> WHAT YOU ARE ASKED TO DO:
Below are the records. List every line holding the word "SchülerInnen".

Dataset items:
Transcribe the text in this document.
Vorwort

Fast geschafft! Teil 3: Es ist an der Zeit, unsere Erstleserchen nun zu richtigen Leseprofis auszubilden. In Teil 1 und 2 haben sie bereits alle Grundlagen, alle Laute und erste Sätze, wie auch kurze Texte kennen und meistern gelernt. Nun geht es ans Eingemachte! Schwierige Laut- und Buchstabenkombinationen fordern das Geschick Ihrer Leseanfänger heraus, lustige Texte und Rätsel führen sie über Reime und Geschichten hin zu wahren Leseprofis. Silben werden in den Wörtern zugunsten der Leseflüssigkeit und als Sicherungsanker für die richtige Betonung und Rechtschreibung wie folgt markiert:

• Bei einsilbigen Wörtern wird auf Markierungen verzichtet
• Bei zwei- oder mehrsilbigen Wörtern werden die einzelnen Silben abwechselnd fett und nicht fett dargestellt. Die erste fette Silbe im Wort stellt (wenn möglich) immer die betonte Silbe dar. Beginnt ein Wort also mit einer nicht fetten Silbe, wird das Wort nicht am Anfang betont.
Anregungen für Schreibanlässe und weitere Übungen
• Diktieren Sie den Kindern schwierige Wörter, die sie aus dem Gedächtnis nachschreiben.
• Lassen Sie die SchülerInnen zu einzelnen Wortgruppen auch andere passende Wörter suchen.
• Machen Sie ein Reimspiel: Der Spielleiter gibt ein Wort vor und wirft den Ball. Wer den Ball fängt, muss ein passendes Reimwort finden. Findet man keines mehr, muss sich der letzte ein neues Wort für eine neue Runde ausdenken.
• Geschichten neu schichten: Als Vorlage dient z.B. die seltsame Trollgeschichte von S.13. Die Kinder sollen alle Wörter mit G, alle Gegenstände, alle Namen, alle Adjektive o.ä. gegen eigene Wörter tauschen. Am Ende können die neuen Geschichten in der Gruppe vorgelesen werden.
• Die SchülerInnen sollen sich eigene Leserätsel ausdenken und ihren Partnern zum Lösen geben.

> WORKED ANSWER:
• Lassen Sie die SchülerInnen zu einzelnen Wortgruppen auch andere passende Wörter suchen.
• Die SchülerInnen sollen sich eigene Leserätsel ausdenken und ihren Partnern zum Lösen geben.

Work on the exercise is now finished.